start RECORDS FOR PROCESSING

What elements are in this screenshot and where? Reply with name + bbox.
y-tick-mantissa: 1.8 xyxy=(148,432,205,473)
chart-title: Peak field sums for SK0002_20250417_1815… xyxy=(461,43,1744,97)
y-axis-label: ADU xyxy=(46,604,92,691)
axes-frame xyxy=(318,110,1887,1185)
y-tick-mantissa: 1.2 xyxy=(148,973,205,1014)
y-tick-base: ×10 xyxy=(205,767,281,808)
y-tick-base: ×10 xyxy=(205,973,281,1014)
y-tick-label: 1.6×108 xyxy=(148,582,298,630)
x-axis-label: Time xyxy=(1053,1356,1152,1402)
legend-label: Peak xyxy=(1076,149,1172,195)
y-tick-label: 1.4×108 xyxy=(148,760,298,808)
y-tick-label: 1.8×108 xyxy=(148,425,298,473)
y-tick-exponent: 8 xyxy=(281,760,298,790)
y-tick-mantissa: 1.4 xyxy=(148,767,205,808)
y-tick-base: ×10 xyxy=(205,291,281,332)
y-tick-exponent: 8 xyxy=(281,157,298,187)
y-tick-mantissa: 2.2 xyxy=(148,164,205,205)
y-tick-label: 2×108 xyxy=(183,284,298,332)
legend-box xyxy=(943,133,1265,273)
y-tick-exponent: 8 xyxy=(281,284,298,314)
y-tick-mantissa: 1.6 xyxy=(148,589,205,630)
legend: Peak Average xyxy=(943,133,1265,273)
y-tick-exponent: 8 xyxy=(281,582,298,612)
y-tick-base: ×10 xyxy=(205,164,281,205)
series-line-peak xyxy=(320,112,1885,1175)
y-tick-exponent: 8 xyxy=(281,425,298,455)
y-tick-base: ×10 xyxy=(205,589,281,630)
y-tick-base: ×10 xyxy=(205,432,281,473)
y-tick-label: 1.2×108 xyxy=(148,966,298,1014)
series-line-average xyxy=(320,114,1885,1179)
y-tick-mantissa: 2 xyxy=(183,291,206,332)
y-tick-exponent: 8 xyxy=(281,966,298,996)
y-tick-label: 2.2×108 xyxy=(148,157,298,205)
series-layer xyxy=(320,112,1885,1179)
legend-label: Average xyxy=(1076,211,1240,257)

end RECORDS FOR PROCESSING

* _DIRECTIVE_
Extract every line from the listing above that contains the string "series", and copy each one in full.

* _OUTPUT OF THE TASK_
series-line-peak xyxy=(320,112,1885,1175)
series-line-average xyxy=(320,114,1885,1179)
series-layer xyxy=(320,112,1885,1179)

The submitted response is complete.